>> BEGIN RECORDS SHOWN

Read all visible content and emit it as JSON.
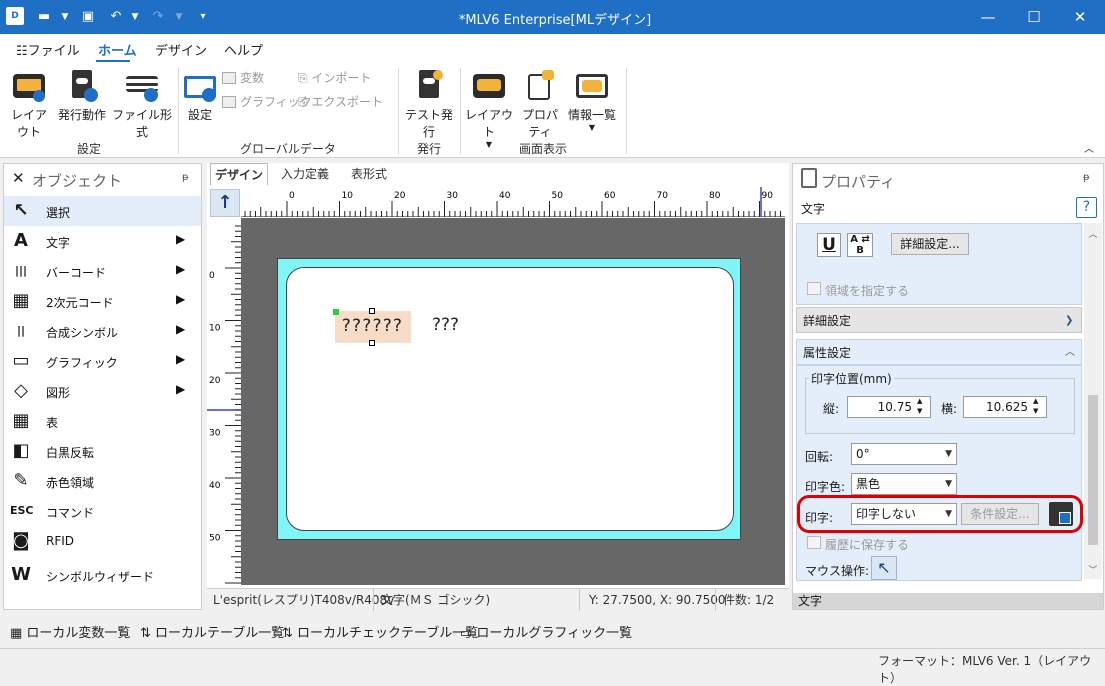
{
  "title": {
    "window_title": "*MLV6 Enterprise[MLデザイン]",
    "app_icon_text": "D"
  },
  "menu": {
    "file": "ファイル",
    "home": "ホーム",
    "design": "デザイン",
    "help": "ヘルプ"
  },
  "ribbon": {
    "layout": "レイアウト",
    "issue_action": "発行動作",
    "file_format": "ファイル形式",
    "settings": "設定",
    "variables": "変数",
    "graphic": "グラフィック",
    "import": "インポート",
    "export": "エクスポート",
    "test_issue": "テスト発行",
    "layout2": "レイアウト",
    "property": "プロパティ",
    "info_list": "情報一覧",
    "group_settings": "設定",
    "group_global": "グローバルデータ",
    "group_issue": "発行",
    "group_view": "画面表示"
  },
  "objects": {
    "title": "オブジェクト",
    "pin": "ᵽ",
    "items": [
      {
        "label": "選択",
        "icon": "↖"
      },
      {
        "label": "文字",
        "icon": "A"
      },
      {
        "label": "バーコード",
        "icon": "|||"
      },
      {
        "label": "2次元コード",
        "icon": "▦"
      },
      {
        "label": "合成シンボル",
        "icon": "||"
      },
      {
        "label": "グラフィック",
        "icon": "▭"
      },
      {
        "label": "図形",
        "icon": "◇"
      },
      {
        "label": "表",
        "icon": "▦"
      },
      {
        "label": "白黒反転",
        "icon": "◧"
      },
      {
        "label": "赤色領域",
        "icon": "✎"
      },
      {
        "label": "コマンド",
        "icon": "ESC"
      },
      {
        "label": "RFID",
        "icon": "◙"
      },
      {
        "label": "シンボルウィザード",
        "icon": "W"
      }
    ]
  },
  "design": {
    "tabs": [
      "デザイン",
      "入力定義",
      "表形式"
    ],
    "ruler_top_labels": [
      "0",
      "10",
      "20",
      "30",
      "40",
      "50",
      "60",
      "70",
      "80",
      "90"
    ],
    "ruler_left_labels": [
      "0",
      "10",
      "20",
      "30",
      "40",
      "50"
    ],
    "selected_text": "??????",
    "other_text": "???",
    "status_printer": "L'esprit(レスプリ)T408v/R408v",
    "status_object": "文字(ＭＳ ゴシック)",
    "status_coords": "Y: 27.7500, X: 90.7500",
    "status_count": "件数: 1/2"
  },
  "props": {
    "title": "プロパティ",
    "subtitle": "文字",
    "help": "?",
    "detail_button": "詳細設定...",
    "specify_region": "領域を指定する",
    "section_detail": "詳細設定",
    "section_attr": "属性設定",
    "print_pos_label": "印字位置(mm)",
    "vertical_label": "縦:",
    "vertical_value": "10.75",
    "horizontal_label": "横:",
    "horizontal_value": "10.625",
    "rotation_label": "回転:",
    "rotation_value": "0°",
    "color_label": "印字色:",
    "color_value": "黒色",
    "print_label": "印字:",
    "print_value": "印字しない",
    "condition_button": "条件設定...",
    "history_label": "履歴に保存する",
    "mouse_label": "マウス操作:",
    "bottom_label": "文字",
    "highlight_color": "#e00000"
  },
  "bottombar": {
    "local_vars": "ローカル変数一覧",
    "local_tables": "ローカルテーブル一覧",
    "local_check_tables": "ローカルチェックテーブル一覧",
    "local_graphics": "ローカルグラフィック一覧"
  },
  "footer": {
    "format": "フォーマット：MLV6 Ver. 1（レイアウト）"
  }
}
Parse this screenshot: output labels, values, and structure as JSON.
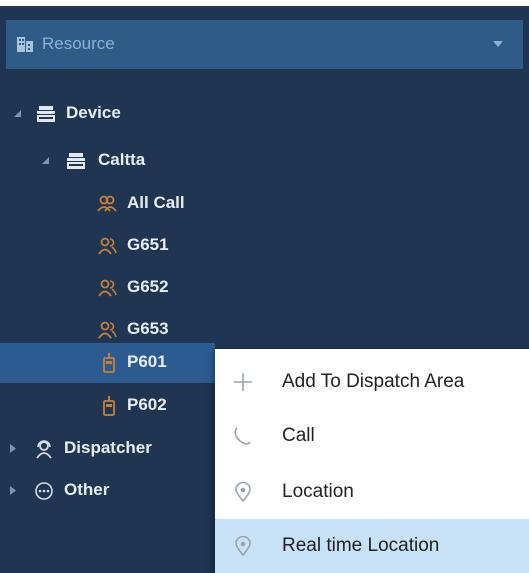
{
  "header": {
    "label": "Resource",
    "icon": "building-icon",
    "caret_icon": "dropdown-caret-icon"
  },
  "tree": {
    "device": {
      "label": "Device",
      "icon": "device-icon"
    },
    "caltta": {
      "label": "Caltta",
      "icon": "device-icon"
    },
    "all_call": {
      "label": "All Call",
      "icon": "group-call-icon"
    },
    "g651": {
      "label": "G651",
      "icon": "group-icon"
    },
    "g652": {
      "label": "G652",
      "icon": "group-icon"
    },
    "g653": {
      "label": "G653",
      "icon": "group-icon"
    },
    "p601": {
      "label": "P601",
      "icon": "radio-icon",
      "selected": true
    },
    "p602": {
      "label": "P602",
      "icon": "radio-icon"
    },
    "dispatcher": {
      "label": "Dispatcher",
      "icon": "dispatcher-icon"
    },
    "other": {
      "label": "Other",
      "icon": "more-icon"
    }
  },
  "context_menu": {
    "items": [
      {
        "label": "Add To Dispatch Area",
        "icon": "plus-icon"
      },
      {
        "label": "Call",
        "icon": "phone-icon"
      },
      {
        "label": "Location",
        "icon": "location-pin-icon"
      },
      {
        "label": "Real time Location",
        "icon": "location-pin-icon",
        "highlighted": true
      }
    ]
  },
  "colors": {
    "panel_bg": "#1f3552",
    "header_bg": "#2f5b89",
    "selected_bg": "#2b5b91",
    "menu_highlight": "#c7e2f7",
    "icon_orange": "#c7813a"
  }
}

>> END RECORDS SHOWN

### EXERCISE DETAILS:
Every line should be retyped exactly, with the pictures omitted.

### FULL SOLUTION:
Read all visible content and emit it as JSON.
{
  "title": {
    "window_title": "*MLV6 Enterprise[MLデザイン]",
    "app_icon_text": "D"
  },
  "menu": {
    "file": "ファイル",
    "home": "ホーム",
    "design": "デザイン",
    "help": "ヘルプ"
  },
  "ribbon": {
    "layout": "レイアウト",
    "issue_action": "発行動作",
    "file_format": "ファイル形式",
    "settings": "設定",
    "variables": "変数",
    "graphic": "グラフィック",
    "import": "インポート",
    "export": "エクスポート",
    "test_issue": "テスト発行",
    "layout2": "レイアウト",
    "property": "プロパティ",
    "info_list": "情報一覧",
    "group_settings": "設定",
    "group_global": "グローバルデータ",
    "group_issue": "発行",
    "group_view": "画面表示"
  },
  "objects": {
    "title": "オブジェクト",
    "pin": "ᵽ",
    "items": [
      {
        "label": "選択",
        "icon": "↖"
      },
      {
        "label": "文字",
        "icon": "A"
      },
      {
        "label": "バーコード",
        "icon": "|||"
      },
      {
        "label": "2次元コード",
        "icon": "▦"
      },
      {
        "label": "合成シンボル",
        "icon": "||"
      },
      {
        "label": "グラフィック",
        "icon": "▭"
      },
      {
        "label": "図形",
        "icon": "◇"
      },
      {
        "label": "表",
        "icon": "▦"
      },
      {
        "label": "白黒反転",
        "icon": "◧"
      },
      {
        "label": "赤色領域",
        "icon": "✎"
      },
      {
        "label": "コマンド",
        "icon": "ESC"
      },
      {
        "label": "RFID",
        "icon": "◙"
      },
      {
        "label": "シンボルウィザード",
        "icon": "W"
      }
    ]
  },
  "design": {
    "tabs": [
      "デザイン",
      "入力定義",
      "表形式"
    ],
    "ruler_top_labels": [
      "0",
      "10",
      "20",
      "30",
      "40",
      "50",
      "60",
      "70",
      "80",
      "90"
    ],
    "ruler_left_labels": [
      "0",
      "10",
      "20",
      "30",
      "40",
      "50"
    ],
    "selected_text": "??????",
    "other_text": "???",
    "status_printer": "L'esprit(レスプリ)T408v/R408v",
    "status_object": "文字(ＭＳ ゴシック)",
    "status_coords": "Y: 27.7500, X: 90.7500",
    "status_count": "件数: 1/2"
  },
  "props": {
    "title": "プロパティ",
    "subtitle": "文字",
    "help": "?",
    "detail_button": "詳細設定...",
    "specify_region": "領域を指定する",
    "section_detail": "詳細設定",
    "section_attr": "属性設定",
    "print_pos_label": "印字位置(mm)",
    "vertical_label": "縦:",
    "vertical_value": "10.75",
    "horizontal_label": "横:",
    "horizontal_value": "10.625",
    "rotation_label": "回転:",
    "rotation_value": "0°",
    "color_label": "印字色:",
    "color_value": "黒色",
    "print_label": "印字:",
    "print_value": "印字しない",
    "condition_button": "条件設定...",
    "history_label": "履歴に保存する",
    "mouse_label": "マウス操作:",
    "bottom_label": "文字",
    "highlight_color": "#e00000"
  },
  "bottombar": {
    "local_vars": "ローカル変数一覧",
    "local_tables": "ローカルテーブル一覧",
    "local_check_tables": "ローカルチェックテーブル一覧",
    "local_graphics": "ローカルグラフィック一覧"
  },
  "footer": {
    "format": "フォーマット：MLV6 Ver. 1（レイアウト）"
  }
}
Parse this screenshot: output labels, values, and structure as JSON.
{
  "header": {
    "label": "Resource",
    "icon": "building-icon",
    "caret_icon": "dropdown-caret-icon"
  },
  "tree": {
    "device": {
      "label": "Device",
      "icon": "device-icon"
    },
    "caltta": {
      "label": "Caltta",
      "icon": "device-icon"
    },
    "all_call": {
      "label": "All Call",
      "icon": "group-call-icon"
    },
    "g651": {
      "label": "G651",
      "icon": "group-icon"
    },
    "g652": {
      "label": "G652",
      "icon": "group-icon"
    },
    "g653": {
      "label": "G653",
      "icon": "group-icon"
    },
    "p601": {
      "label": "P601",
      "icon": "radio-icon",
      "selected": true
    },
    "p602": {
      "label": "P602",
      "icon": "radio-icon"
    },
    "dispatcher": {
      "label": "Dispatcher",
      "icon": "dispatcher-icon"
    },
    "other": {
      "label": "Other",
      "icon": "more-icon"
    }
  },
  "context_menu": {
    "items": [
      {
        "label": "Add To Dispatch Area",
        "icon": "plus-icon"
      },
      {
        "label": "Call",
        "icon": "phone-icon"
      },
      {
        "label": "Location",
        "icon": "location-pin-icon"
      },
      {
        "label": "Real time Location",
        "icon": "location-pin-icon",
        "highlighted": true
      }
    ]
  },
  "colors": {
    "panel_bg": "#1f3552",
    "header_bg": "#2f5b89",
    "selected_bg": "#2b5b91",
    "menu_highlight": "#c7e2f7",
    "icon_orange": "#c7813a"
  }
}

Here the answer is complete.